> [Stated task]: Would you write out the entries below, every one of them, exactly?

────────────────────────────────────────

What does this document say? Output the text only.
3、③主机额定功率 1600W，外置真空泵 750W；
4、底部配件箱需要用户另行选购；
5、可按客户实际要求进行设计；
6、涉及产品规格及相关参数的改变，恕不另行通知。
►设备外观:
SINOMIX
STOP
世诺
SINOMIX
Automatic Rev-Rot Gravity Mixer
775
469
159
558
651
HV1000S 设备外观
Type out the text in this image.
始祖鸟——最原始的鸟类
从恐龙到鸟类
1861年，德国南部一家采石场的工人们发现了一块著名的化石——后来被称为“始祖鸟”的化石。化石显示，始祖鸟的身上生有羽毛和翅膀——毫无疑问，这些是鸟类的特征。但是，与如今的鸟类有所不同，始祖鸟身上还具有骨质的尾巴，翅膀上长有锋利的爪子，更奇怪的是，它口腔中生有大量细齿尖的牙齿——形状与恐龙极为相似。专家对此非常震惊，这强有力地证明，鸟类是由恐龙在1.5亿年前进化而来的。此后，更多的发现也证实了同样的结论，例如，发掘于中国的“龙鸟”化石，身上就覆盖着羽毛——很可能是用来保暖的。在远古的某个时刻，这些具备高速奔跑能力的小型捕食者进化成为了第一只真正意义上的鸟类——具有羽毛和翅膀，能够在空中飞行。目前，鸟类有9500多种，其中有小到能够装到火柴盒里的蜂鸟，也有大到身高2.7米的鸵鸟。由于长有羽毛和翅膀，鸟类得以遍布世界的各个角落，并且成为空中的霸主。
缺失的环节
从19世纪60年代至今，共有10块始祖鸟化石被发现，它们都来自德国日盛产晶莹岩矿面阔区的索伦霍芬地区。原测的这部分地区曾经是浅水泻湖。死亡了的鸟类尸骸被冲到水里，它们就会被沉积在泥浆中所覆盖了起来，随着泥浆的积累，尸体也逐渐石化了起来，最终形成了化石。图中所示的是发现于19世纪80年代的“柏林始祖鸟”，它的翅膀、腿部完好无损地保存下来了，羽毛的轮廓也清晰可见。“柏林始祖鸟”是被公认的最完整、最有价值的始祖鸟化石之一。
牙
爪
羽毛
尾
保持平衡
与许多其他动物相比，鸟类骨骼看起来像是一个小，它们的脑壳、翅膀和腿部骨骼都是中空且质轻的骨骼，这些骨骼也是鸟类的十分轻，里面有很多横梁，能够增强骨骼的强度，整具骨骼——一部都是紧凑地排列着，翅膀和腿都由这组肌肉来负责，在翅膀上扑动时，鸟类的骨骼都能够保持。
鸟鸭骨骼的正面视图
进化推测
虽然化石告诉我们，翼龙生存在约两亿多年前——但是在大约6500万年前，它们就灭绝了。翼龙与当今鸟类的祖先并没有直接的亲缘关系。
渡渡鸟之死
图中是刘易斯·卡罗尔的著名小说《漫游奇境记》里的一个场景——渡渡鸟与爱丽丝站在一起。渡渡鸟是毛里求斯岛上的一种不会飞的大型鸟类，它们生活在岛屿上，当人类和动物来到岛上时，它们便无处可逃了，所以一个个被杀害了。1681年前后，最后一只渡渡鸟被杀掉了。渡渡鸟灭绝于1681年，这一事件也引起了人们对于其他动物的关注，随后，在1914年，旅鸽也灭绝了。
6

────────────────────────────────────────

> [Task answer]:
What does this document say? Output the text only.
3、③主机额定功率 1600W，外置真空泵 750W；
4、底部配件箱需要用户另行选购；
5、可按客户实际要求进行设计；
6、涉及产品规格及相关参数的改变，恕不另行通知。
►设备外观:
SINOMIX
STOP
世诺
SINOMIX
Automatic Rev-Rot Gravity Mixer
775
469
159
558
651
HV1000S 设备外观
Type out the text in this image.
始祖鸟——最原始的鸟类
从恐龙到鸟类
1861年，德国南部一家采石场的工人们发现了一块著名的化石——后来被称为“始祖鸟”的化石。化石显示，始祖鸟的身上生有羽毛和翅膀——毫无疑问，这些是鸟类的特征。但是，与如今的鸟类有所不同，始祖鸟身上还具有骨质的尾巴，翅膀上长有锋利的爪子，更奇怪的是，它口腔中生有大量细齿尖的牙齿——形状与恐龙极为相似。专家对此非常震惊，这强有力地证明，鸟类是由恐龙在1.5亿年前进化而来的。此后，更多的发现也证实了同样的结论，例如，发掘于中国的“龙鸟”化石，身上就覆盖着羽毛——很可能是用来保暖的。在远古的某个时刻，这些具备高速奔跑能力的小型捕食者进化成为了第一只真正意义上的鸟类——具有羽毛和翅膀，能够在空中飞行。目前，鸟类有9500多种，其中有小到能够装到火柴盒里的蜂鸟，也有大到身高2.7米的鸵鸟。由于长有羽毛和翅膀，鸟类得以遍布世界的各个角落，并且成为空中的霸主。
缺失的环节
从19世纪60年代至今，共有10块始祖鸟化石被发现，它们都来自德国日盛产晶莹岩矿面阔区的索伦霍芬地区。原测的这部分地区曾经是浅水泻湖。死亡了的鸟类尸骸被冲到水里，它们就会被沉积在泥浆中所覆盖了起来，随着泥浆的积累，尸体也逐渐石化了起来，最终形成了化石。图中所示的是发现于19世纪80年代的“柏林始祖鸟”，它的翅膀、腿部完好无损地保存下来了，羽毛的轮廓也清晰可见。“柏林始祖鸟”是被公认的最完整、最有价值的始祖鸟化石之一。
牙
爪
羽毛
尾
保持平衡
与许多其他动物相比，鸟类骨骼看起来像是一个小，它们的脑壳、翅膀和腿部骨骼都是中空且质轻的骨骼，这些骨骼也是鸟类的十分轻，里面有很多横梁，能够增强骨骼的强度，整具骨骼——一部都是紧凑地排列着，翅膀和腿都由这组肌肉来负责，在翅膀上扑动时，鸟类的骨骼都能够保持。
鸟鸭骨骼的正面视图
进化推测
虽然化石告诉我们，翼龙生存在约两亿多年前——但是在大约6500万年前，它们就灭绝了。翼龙与当今鸟类的祖先并没有直接的亲缘关系。
渡渡鸟之死
图中是刘易斯·卡罗尔的著名小说《漫游奇境记》里的一个场景——渡渡鸟与爱丽丝站在一起。渡渡鸟是毛里求斯岛上的一种不会飞的大型鸟类，它们生活在岛屿上，当人类和动物来到岛上时，它们便无处可逃了，所以一个个被杀害了。1681年前后，最后一只渡渡鸟被杀掉了。渡渡鸟灭绝于1681年，这一事件也引起了人们对于其他动物的关注，随后，在1914年，旅鸽也灭绝了。
6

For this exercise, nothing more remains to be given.